▶ _Estratto del testo_
/---
Castello di Cisterna torna al centro della cronaca dopo un violento agguato avvenuto nella notte tra venerdì e sabato, che ha riportato tensione e paura tra i residenti. A farne le spese è stato un uomo di 37 anni, Tommaso Rega, rimasto gravemente ferito in un attacco a colpi d’arma da fuoco.
Il 37enne, figlio di Giovanni Rega, soprannominato “Coscia storta” e ritenuto vicino ad ambienti della criminalità organizzata attiva tra Brusciano e l’area vesuviana, si trovava a bordo della sua auto quando è stato improvvisamente raggiunto dai sicari. I colpi sono stati esplosi in rapida successione, senza lasciare scampo alla vittima.
Uno dei proiettili lo ha centrato alla spalla, penetrando in profondità e arrestando la propria corsa a pochi centimetri dal cuore. Una circostanza che ha reso immediatamente gravissime le condizioni dell’uomo, trasportato d’urgenza all’ospedale Cardarelli di Napoli, dove è tuttora ricoverato sotto stretta osservazione.
\---
Trascrivi senza modifiche, dall'articolo sull'agguato di Castello di Cisterna, il tratto che va da "Uno dei proiettili" fino a "sotto stretta osservazione.".

▶ _Estratto dei dati_
/---
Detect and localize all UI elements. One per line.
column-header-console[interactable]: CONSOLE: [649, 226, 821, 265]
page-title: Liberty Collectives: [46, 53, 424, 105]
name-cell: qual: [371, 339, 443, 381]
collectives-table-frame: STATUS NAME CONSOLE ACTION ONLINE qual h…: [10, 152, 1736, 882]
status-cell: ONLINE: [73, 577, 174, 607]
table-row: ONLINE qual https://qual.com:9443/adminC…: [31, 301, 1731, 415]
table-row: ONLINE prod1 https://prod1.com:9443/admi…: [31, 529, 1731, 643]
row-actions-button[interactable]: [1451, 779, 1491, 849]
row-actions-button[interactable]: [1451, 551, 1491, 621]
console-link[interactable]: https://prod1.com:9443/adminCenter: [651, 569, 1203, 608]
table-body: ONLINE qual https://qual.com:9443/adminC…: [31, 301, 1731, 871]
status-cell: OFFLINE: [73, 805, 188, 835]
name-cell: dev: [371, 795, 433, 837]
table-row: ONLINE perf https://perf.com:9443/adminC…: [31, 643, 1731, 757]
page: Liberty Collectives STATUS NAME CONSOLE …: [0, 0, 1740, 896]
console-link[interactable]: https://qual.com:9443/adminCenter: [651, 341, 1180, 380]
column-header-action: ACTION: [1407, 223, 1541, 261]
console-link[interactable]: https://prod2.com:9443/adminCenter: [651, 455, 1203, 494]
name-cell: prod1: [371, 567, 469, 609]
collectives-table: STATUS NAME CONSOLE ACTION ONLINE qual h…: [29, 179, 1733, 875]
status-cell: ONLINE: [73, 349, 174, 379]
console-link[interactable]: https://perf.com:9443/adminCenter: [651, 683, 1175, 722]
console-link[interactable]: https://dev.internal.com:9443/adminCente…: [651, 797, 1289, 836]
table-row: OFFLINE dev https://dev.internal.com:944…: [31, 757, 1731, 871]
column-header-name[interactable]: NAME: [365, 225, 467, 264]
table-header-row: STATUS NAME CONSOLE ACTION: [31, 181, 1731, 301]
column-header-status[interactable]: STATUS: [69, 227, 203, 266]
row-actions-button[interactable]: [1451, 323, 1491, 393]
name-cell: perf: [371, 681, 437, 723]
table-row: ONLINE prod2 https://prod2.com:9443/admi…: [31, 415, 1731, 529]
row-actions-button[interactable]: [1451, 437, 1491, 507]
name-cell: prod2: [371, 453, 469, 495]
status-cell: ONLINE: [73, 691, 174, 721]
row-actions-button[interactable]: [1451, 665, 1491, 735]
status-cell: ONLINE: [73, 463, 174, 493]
\---
▶ _Soluzione_
Uno dei proiettili lo ha centrato alla spalla, penetrando in profondità e arrestando la propria corsa a pochi centimetri dal cuore. Una circostanza che ha reso immediatamente gravissime le condizioni dell’uomo, trasportato d’urgenza all’ospedale Cardarelli di Napoli, dove è tuttora ricoverato sotto stretta osservazione.